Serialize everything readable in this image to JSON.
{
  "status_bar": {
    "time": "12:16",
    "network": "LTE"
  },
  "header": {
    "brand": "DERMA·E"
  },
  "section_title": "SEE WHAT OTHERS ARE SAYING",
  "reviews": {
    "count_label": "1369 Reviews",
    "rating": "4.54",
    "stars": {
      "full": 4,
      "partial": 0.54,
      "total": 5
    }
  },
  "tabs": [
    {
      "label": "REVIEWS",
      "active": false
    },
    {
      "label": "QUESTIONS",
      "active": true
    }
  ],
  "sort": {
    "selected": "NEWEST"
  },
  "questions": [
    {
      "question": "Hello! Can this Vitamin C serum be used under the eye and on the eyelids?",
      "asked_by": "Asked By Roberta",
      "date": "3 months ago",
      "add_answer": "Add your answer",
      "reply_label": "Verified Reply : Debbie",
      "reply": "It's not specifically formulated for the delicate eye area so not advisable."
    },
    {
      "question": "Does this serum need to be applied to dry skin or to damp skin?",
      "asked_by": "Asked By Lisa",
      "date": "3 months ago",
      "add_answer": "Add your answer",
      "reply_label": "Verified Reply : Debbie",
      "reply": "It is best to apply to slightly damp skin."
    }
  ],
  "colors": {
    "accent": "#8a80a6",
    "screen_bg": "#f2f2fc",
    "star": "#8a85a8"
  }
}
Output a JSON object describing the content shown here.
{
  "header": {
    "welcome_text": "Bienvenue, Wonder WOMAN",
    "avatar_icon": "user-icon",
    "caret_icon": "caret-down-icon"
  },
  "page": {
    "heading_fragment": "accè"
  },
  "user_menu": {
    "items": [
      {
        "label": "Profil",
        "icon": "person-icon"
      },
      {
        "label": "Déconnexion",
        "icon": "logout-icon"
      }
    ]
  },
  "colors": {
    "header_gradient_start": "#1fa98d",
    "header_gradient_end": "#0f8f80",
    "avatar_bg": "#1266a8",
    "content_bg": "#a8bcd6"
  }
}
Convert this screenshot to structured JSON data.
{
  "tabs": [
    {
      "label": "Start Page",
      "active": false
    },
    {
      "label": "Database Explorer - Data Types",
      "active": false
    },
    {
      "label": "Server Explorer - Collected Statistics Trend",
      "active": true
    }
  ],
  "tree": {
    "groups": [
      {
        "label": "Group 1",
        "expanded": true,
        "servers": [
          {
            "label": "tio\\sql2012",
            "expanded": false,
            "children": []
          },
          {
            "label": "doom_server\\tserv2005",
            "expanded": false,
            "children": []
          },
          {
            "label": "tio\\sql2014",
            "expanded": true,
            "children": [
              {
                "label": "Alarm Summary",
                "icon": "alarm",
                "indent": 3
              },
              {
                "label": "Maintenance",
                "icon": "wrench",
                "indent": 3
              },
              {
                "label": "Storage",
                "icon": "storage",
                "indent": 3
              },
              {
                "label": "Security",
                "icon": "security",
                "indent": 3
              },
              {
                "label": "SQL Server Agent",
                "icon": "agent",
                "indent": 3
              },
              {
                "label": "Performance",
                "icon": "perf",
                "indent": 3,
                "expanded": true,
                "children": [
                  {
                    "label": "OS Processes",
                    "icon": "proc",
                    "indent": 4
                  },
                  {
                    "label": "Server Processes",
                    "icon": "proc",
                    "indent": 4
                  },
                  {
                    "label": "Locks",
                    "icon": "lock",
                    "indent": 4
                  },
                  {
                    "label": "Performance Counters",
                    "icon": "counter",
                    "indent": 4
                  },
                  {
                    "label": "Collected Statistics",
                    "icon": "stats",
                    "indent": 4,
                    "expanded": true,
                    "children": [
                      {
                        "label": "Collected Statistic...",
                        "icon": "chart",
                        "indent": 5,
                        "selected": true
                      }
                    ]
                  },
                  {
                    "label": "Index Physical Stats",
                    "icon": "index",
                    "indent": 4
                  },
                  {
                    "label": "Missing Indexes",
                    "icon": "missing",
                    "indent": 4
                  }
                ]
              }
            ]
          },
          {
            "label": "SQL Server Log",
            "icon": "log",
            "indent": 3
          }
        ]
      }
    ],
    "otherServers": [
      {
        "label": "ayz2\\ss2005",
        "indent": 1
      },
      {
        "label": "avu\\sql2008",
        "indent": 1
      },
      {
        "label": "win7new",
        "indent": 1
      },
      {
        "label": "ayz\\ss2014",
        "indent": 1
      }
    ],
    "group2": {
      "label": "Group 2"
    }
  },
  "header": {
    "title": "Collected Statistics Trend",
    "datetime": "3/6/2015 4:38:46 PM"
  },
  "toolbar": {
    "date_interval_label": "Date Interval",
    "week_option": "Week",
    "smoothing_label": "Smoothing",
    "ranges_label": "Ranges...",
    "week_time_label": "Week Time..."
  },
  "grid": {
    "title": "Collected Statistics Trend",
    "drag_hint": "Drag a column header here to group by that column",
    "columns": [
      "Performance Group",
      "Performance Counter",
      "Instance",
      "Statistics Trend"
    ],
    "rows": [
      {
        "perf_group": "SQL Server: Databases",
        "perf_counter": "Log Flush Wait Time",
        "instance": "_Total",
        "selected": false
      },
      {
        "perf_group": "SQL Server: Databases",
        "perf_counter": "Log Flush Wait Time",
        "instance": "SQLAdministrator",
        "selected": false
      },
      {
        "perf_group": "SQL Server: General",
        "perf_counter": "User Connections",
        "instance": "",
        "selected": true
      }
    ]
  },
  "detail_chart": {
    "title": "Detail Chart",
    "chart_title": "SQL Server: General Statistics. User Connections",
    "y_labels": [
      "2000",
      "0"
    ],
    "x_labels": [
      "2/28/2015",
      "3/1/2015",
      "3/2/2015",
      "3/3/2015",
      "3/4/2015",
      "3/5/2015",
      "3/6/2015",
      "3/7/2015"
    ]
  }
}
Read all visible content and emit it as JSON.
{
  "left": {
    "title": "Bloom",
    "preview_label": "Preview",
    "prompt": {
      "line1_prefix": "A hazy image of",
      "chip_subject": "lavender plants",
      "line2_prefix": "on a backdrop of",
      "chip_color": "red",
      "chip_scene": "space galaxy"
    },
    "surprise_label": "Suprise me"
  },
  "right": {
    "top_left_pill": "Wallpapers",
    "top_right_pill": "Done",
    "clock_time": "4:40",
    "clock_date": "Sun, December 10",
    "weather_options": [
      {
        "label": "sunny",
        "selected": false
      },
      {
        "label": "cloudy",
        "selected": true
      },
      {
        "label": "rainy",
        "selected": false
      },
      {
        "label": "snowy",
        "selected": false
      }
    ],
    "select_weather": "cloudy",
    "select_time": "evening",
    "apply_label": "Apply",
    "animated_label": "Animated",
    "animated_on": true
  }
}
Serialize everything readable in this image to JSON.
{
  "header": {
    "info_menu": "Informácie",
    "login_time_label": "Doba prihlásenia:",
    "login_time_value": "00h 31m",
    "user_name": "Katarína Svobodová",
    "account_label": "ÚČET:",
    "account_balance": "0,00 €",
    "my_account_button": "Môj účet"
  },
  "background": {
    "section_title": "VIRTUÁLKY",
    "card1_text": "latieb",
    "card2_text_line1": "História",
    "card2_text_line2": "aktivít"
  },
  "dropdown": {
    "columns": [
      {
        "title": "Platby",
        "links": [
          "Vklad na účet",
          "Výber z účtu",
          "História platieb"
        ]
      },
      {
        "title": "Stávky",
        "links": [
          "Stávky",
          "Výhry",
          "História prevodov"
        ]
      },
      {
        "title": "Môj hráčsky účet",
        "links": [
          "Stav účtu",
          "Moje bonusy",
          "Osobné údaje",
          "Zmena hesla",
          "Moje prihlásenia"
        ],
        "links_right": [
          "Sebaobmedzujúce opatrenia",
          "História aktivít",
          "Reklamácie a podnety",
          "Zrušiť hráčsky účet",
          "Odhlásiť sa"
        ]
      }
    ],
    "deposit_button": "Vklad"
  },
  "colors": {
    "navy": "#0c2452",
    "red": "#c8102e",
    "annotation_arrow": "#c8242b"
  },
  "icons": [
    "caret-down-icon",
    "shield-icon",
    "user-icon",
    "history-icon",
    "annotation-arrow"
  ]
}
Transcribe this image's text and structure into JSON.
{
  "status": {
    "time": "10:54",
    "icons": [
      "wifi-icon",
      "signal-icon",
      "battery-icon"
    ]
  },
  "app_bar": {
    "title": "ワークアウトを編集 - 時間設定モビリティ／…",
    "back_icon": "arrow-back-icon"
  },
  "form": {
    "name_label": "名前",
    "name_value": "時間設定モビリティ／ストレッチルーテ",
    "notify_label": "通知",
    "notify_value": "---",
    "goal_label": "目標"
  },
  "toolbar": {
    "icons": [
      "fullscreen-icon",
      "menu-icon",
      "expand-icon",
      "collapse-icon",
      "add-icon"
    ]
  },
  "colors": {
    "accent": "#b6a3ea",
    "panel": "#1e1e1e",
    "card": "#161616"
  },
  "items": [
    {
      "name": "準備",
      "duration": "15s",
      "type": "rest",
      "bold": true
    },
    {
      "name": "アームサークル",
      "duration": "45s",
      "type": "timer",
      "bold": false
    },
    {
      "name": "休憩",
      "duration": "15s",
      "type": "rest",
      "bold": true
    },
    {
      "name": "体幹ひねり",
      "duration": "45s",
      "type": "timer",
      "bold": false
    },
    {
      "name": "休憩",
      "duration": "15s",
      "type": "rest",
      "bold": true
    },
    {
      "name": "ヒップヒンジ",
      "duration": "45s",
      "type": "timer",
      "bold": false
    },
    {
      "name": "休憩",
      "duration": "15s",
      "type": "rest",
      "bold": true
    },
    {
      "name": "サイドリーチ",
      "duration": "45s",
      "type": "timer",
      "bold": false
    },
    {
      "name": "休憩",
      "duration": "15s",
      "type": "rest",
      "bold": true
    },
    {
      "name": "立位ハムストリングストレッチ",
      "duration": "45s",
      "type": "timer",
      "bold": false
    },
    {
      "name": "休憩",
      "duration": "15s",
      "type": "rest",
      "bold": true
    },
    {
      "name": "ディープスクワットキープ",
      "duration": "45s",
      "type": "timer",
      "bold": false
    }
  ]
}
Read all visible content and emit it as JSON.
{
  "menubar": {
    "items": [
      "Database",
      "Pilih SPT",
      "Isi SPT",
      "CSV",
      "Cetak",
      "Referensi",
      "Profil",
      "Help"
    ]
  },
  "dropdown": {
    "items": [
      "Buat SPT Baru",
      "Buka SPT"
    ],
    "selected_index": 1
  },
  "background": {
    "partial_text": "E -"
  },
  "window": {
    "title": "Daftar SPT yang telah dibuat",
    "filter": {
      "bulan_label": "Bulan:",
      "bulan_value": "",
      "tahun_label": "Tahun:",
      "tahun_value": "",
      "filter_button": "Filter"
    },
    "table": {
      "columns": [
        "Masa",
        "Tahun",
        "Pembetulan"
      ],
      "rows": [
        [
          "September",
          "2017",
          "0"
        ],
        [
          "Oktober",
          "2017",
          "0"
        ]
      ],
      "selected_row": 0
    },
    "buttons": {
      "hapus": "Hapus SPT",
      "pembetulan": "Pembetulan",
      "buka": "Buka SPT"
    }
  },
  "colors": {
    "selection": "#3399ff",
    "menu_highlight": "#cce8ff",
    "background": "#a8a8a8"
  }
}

**Task instructions**
Collect each line above holding the string "caret".

**Answer to this problem**
    "caret_icon": "caret-down-icon"
    "caret-down-icon",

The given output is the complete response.